*** Exercise data ***

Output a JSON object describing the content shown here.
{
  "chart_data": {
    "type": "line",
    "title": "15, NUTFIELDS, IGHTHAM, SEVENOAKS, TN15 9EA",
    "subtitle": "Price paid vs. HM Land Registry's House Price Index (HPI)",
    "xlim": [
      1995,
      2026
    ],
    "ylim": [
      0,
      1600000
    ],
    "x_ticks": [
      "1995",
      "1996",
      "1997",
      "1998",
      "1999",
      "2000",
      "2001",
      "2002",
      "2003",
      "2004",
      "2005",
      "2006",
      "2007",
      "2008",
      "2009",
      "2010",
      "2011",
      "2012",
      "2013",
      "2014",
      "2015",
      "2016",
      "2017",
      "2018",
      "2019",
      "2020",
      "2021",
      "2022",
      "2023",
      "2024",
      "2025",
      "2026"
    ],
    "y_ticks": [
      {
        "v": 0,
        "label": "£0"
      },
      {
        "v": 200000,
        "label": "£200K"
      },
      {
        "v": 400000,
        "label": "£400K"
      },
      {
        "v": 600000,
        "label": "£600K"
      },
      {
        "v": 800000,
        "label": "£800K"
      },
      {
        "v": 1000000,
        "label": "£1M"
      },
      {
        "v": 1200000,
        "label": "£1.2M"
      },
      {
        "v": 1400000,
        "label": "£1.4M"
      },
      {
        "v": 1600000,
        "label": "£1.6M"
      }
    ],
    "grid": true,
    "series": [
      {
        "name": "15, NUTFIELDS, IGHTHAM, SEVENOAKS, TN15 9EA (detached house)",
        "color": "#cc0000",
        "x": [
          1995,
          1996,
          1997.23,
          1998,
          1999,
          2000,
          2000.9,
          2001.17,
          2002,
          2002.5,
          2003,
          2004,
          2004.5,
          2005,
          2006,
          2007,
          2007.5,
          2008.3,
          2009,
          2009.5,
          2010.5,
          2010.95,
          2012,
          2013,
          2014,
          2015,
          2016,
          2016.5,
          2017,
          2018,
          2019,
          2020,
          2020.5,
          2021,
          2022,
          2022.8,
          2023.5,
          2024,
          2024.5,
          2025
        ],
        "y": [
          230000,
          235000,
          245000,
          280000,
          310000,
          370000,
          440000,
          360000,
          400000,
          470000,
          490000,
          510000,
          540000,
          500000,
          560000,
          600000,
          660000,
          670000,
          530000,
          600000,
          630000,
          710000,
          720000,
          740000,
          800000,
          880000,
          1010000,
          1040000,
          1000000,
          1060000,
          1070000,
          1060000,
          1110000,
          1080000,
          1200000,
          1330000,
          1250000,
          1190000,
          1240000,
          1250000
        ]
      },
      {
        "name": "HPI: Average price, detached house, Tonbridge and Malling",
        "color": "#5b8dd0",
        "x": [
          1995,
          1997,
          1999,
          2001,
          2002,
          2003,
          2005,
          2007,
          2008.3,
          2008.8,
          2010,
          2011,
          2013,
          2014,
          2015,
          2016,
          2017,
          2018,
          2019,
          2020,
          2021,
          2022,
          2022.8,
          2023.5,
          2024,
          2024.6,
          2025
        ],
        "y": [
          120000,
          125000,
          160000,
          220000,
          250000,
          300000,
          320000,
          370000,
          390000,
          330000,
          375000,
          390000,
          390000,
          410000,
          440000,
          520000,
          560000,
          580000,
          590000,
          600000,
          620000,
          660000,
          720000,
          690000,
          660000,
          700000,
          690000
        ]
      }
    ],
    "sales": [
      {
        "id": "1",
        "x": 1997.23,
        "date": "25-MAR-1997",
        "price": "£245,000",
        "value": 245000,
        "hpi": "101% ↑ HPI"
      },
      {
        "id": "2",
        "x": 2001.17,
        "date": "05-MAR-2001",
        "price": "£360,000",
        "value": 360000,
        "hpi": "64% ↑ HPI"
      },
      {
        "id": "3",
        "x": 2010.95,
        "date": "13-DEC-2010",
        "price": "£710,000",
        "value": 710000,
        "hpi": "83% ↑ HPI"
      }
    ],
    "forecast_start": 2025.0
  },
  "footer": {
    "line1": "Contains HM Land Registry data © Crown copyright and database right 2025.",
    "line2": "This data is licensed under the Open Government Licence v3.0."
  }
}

***

**Stated task:**
Show, from the material above, each line that includes the string "Land".

**Solved exercise:**
    "subtitle": "Price paid vs. HM Land Registry's House Price Index (HPI)",
    "line1": "Contains HM Land Registry data © Crown copyright and database right 2025.",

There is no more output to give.